__Task instructions__: Each record below should be output verbatim, without pictures.

================

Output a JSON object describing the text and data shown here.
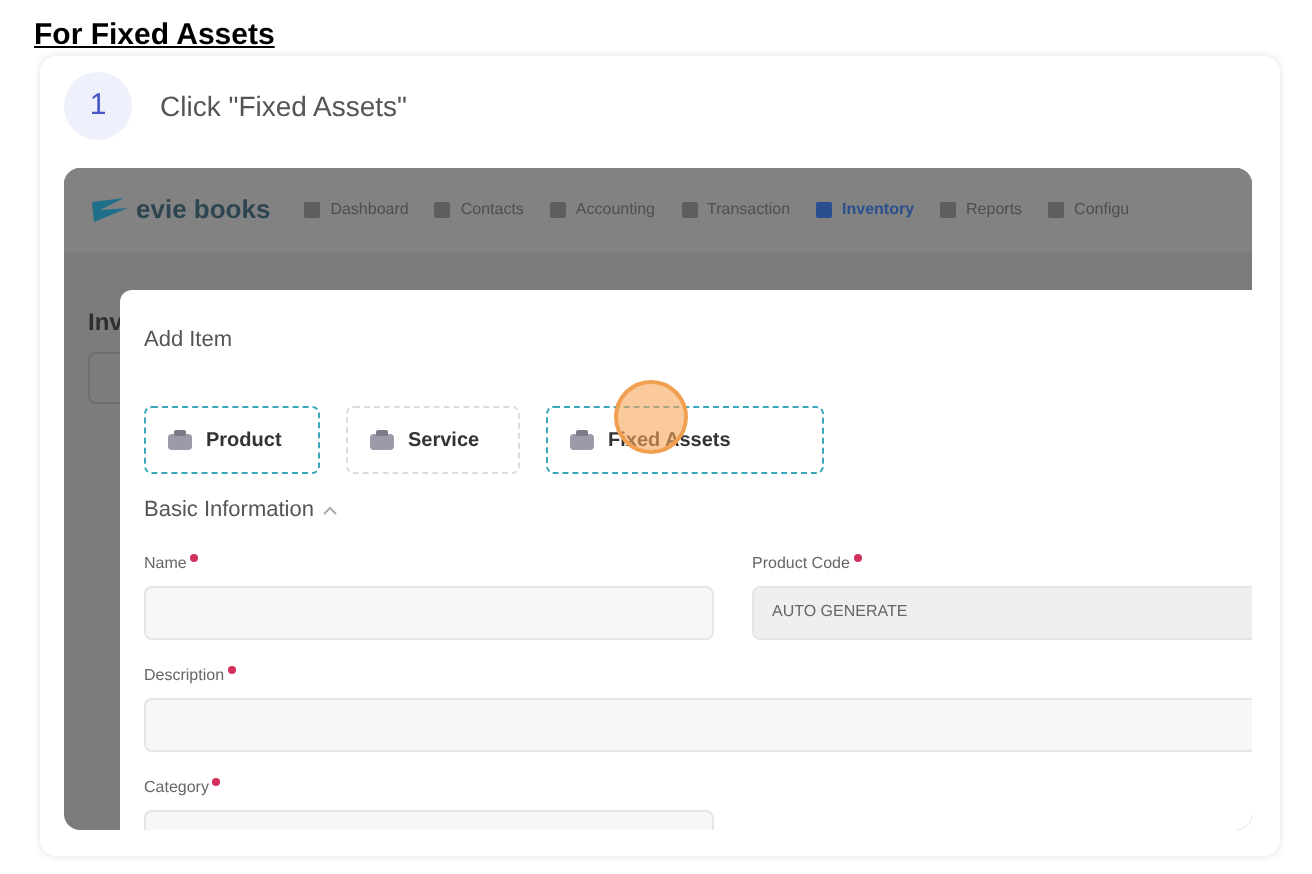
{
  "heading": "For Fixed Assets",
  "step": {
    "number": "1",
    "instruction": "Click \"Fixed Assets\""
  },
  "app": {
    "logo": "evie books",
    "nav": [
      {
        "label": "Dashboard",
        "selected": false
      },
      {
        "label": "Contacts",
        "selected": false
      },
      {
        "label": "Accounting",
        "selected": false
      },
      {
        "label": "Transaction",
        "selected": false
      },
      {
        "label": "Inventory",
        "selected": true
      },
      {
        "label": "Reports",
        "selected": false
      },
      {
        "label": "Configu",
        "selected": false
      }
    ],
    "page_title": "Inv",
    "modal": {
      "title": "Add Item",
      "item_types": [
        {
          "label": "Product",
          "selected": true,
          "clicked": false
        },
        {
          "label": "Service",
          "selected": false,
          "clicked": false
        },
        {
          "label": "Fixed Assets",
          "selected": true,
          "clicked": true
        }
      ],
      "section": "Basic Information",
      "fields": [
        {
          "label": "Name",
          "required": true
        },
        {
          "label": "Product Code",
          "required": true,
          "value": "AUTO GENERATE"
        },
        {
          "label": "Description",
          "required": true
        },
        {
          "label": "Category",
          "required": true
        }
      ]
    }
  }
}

================

__Correct response__:
Output a JSON object describing the text and data shown here.
{
  "heading": "For Fixed Assets",
  "step": {
    "number": "1",
    "instruction": "Click \"Fixed Assets\""
  },
  "app": {
    "logo": "evie books",
    "nav": [
      {
        "label": "Dashboard",
        "selected": false
      },
      {
        "label": "Contacts",
        "selected": false
      },
      {
        "label": "Accounting",
        "selected": false
      },
      {
        "label": "Transaction",
        "selected": false
      },
      {
        "label": "Inventory",
        "selected": true
      },
      {
        "label": "Reports",
        "selected": false
      },
      {
        "label": "Configu",
        "selected": false
      }
    ],
    "page_title": "Inv",
    "modal": {
      "title": "Add Item",
      "item_types": [
        {
          "label": "Product",
          "selected": true,
          "clicked": false
        },
        {
          "label": "Service",
          "selected": false,
          "clicked": false
        },
        {
          "label": "Fixed Assets",
          "selected": true,
          "clicked": true
        }
      ],
      "section": "Basic Information",
      "fields": [
        {
          "label": "Name",
          "required": true
        },
        {
          "label": "Product Code",
          "required": true,
          "value": "AUTO GENERATE"
        },
        {
          "label": "Description",
          "required": true
        },
        {
          "label": "Category",
          "required": true
        }
      ]
    }
  }
}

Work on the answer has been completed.